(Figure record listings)

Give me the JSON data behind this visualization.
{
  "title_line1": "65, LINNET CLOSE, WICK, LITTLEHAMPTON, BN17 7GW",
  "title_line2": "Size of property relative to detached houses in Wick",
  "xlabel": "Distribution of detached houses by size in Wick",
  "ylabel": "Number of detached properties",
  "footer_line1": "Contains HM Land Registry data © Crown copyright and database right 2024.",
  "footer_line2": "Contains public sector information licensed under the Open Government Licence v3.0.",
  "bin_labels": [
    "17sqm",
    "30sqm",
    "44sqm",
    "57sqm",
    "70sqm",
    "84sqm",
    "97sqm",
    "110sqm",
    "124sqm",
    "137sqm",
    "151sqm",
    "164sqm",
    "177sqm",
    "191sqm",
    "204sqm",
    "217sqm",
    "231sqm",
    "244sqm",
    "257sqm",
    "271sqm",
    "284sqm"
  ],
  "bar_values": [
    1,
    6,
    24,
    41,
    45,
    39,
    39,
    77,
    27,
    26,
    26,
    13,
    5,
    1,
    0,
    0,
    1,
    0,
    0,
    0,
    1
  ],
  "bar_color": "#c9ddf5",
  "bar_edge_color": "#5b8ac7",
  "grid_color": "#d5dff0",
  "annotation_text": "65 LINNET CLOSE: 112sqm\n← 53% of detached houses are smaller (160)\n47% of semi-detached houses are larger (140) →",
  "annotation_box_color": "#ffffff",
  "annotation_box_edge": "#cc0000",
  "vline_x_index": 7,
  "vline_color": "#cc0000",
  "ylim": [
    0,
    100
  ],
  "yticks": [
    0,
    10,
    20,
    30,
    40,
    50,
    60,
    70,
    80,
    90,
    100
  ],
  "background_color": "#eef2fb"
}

▶ _DO THIS_
Find every line in the records above that holds the word "detached", and copy each one.

▶ _RESULT OF THE EXERCISE_
  "title_line2": "Size of property relative to detached houses in Wick",
  "xlabel": "Distribution of detached houses by size in Wick",
  "ylabel": "Number of detached properties",
  "annotation_text": "65 LINNET CLOSE: 112sqm\n← 53% of detached houses are smaller (160)\n47% of semi-detached houses are larger (140) →",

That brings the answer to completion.